### Problem to solve
Each line below should be quoted exactly, please.

### Input for this task
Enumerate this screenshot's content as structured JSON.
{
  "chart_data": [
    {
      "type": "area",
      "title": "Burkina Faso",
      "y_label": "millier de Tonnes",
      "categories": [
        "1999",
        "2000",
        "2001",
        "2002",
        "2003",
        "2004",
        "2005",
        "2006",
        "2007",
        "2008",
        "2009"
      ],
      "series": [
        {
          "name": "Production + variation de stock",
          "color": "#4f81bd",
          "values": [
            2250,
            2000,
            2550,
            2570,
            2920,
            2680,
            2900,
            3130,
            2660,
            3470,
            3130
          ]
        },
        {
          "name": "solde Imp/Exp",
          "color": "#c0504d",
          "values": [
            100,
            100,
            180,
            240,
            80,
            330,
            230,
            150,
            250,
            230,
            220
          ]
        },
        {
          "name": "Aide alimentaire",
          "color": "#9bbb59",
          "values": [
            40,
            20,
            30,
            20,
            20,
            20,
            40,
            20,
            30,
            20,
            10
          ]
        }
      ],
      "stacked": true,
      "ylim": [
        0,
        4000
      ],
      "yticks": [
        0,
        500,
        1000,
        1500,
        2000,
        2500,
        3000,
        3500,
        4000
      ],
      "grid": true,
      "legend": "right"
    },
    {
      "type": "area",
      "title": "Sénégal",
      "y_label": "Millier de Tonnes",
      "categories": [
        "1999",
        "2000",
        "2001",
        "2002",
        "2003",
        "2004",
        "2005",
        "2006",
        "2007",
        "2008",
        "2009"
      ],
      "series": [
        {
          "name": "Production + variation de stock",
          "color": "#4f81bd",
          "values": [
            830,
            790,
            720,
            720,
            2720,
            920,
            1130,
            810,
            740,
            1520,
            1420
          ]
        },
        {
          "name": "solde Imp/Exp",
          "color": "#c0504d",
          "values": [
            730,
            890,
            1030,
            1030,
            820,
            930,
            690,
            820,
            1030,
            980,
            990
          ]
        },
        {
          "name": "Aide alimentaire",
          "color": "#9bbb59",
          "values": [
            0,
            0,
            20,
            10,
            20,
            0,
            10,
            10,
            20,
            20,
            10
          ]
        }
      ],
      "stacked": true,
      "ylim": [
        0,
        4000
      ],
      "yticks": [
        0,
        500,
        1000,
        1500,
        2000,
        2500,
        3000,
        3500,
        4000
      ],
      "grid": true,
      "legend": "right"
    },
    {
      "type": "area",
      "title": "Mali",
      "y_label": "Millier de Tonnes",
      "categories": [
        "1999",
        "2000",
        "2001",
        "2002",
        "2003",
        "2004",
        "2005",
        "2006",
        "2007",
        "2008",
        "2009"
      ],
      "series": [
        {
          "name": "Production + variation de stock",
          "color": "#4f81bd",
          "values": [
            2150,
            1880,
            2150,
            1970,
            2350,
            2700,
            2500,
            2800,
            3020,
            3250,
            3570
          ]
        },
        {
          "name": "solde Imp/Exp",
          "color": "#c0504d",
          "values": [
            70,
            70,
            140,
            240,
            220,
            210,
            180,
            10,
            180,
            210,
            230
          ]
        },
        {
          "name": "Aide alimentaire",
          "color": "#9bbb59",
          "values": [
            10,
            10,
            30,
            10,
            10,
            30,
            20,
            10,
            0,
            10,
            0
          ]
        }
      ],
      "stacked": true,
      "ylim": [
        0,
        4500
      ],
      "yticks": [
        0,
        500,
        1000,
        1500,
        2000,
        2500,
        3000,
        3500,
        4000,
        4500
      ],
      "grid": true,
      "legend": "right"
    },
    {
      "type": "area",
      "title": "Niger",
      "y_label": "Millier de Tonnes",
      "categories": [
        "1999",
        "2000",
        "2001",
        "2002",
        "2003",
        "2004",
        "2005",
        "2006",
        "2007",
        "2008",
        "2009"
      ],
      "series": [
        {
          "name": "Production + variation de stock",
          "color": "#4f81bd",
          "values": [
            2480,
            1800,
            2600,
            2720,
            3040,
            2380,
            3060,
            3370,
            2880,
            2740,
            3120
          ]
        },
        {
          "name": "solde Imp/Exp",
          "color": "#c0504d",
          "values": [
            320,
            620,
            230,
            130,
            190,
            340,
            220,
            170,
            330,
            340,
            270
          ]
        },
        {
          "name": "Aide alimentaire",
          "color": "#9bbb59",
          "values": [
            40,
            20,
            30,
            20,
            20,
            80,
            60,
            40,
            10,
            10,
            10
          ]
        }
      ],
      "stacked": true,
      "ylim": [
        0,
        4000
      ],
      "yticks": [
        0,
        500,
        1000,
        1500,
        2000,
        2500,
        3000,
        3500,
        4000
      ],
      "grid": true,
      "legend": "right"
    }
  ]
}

### Correct answer
Enumerate this screenshot's content as structured JSON.
{
  "chart_data": [
    {
      "type": "area",
      "title": "Burkina Faso",
      "y_label": "millier de Tonnes",
      "categories": [
        "1999",
        "2000",
        "2001",
        "2002",
        "2003",
        "2004",
        "2005",
        "2006",
        "2007",
        "2008",
        "2009"
      ],
      "series": [
        {
          "name": "Production + variation de stock",
          "color": "#4f81bd",
          "values": [
            2250,
            2000,
            2550,
            2570,
            2920,
            2680,
            2900,
            3130,
            2660,
            3470,
            3130
          ]
        },
        {
          "name": "solde Imp/Exp",
          "color": "#c0504d",
          "values": [
            100,
            100,
            180,
            240,
            80,
            330,
            230,
            150,
            250,
            230,
            220
          ]
        },
        {
          "name": "Aide alimentaire",
          "color": "#9bbb59",
          "values": [
            40,
            20,
            30,
            20,
            20,
            20,
            40,
            20,
            30,
            20,
            10
          ]
        }
      ],
      "stacked": true,
      "ylim": [
        0,
        4000
      ],
      "yticks": [
        0,
        500,
        1000,
        1500,
        2000,
        2500,
        3000,
        3500,
        4000
      ],
      "grid": true,
      "legend": "right"
    },
    {
      "type": "area",
      "title": "Sénégal",
      "y_label": "Millier de Tonnes",
      "categories": [
        "1999",
        "2000",
        "2001",
        "2002",
        "2003",
        "2004",
        "2005",
        "2006",
        "2007",
        "2008",
        "2009"
      ],
      "series": [
        {
          "name": "Production + variation de stock",
          "color": "#4f81bd",
          "values": [
            830,
            790,
            720,
            720,
            2720,
            920,
            1130,
            810,
            740,
            1520,
            1420
          ]
        },
        {
          "name": "solde Imp/Exp",
          "color": "#c0504d",
          "values": [
            730,
            890,
            1030,
            1030,
            820,
            930,
            690,
            820,
            1030,
            980,
            990
          ]
        },
        {
          "name": "Aide alimentaire",
          "color": "#9bbb59",
          "values": [
            0,
            0,
            20,
            10,
            20,
            0,
            10,
            10,
            20,
            20,
            10
          ]
        }
      ],
      "stacked": true,
      "ylim": [
        0,
        4000
      ],
      "yticks": [
        0,
        500,
        1000,
        1500,
        2000,
        2500,
        3000,
        3500,
        4000
      ],
      "grid": true,
      "legend": "right"
    },
    {
      "type": "area",
      "title": "Mali",
      "y_label": "Millier de Tonnes",
      "categories": [
        "1999",
        "2000",
        "2001",
        "2002",
        "2003",
        "2004",
        "2005",
        "2006",
        "2007",
        "2008",
        "2009"
      ],
      "series": [
        {
          "name": "Production + variation de stock",
          "color": "#4f81bd",
          "values": [
            2150,
            1880,
            2150,
            1970,
            2350,
            2700,
            2500,
            2800,
            3020,
            3250,
            3570
          ]
        },
        {
          "name": "solde Imp/Exp",
          "color": "#c0504d",
          "values": [
            70,
            70,
            140,
            240,
            220,
            210,
            180,
            10,
            180,
            210,
            230
          ]
        },
        {
          "name": "Aide alimentaire",
          "color": "#9bbb59",
          "values": [
            10,
            10,
            30,
            10,
            10,
            30,
            20,
            10,
            0,
            10,
            0
          ]
        }
      ],
      "stacked": true,
      "ylim": [
        0,
        4500
      ],
      "yticks": [
        0,
        500,
        1000,
        1500,
        2000,
        2500,
        3000,
        3500,
        4000,
        4500
      ],
      "grid": true,
      "legend": "right"
    },
    {
      "type": "area",
      "title": "Niger",
      "y_label": "Millier de Tonnes",
      "categories": [
        "1999",
        "2000",
        "2001",
        "2002",
        "2003",
        "2004",
        "2005",
        "2006",
        "2007",
        "2008",
        "2009"
      ],
      "series": [
        {
          "name": "Production + variation de stock",
          "color": "#4f81bd",
          "values": [
            2480,
            1800,
            2600,
            2720,
            3040,
            2380,
            3060,
            3370,
            2880,
            2740,
            3120
          ]
        },
        {
          "name": "solde Imp/Exp",
          "color": "#c0504d",
          "values": [
            320,
            620,
            230,
            130,
            190,
            340,
            220,
            170,
            330,
            340,
            270
          ]
        },
        {
          "name": "Aide alimentaire",
          "color": "#9bbb59",
          "values": [
            40,
            20,
            30,
            20,
            20,
            80,
            60,
            40,
            10,
            10,
            10
          ]
        }
      ],
      "stacked": true,
      "ylim": [
        0,
        4000
      ],
      "yticks": [
        0,
        500,
        1000,
        1500,
        2000,
        2500,
        3000,
        3500,
        4000
      ],
      "grid": true,
      "legend": "right"
    }
  ]
}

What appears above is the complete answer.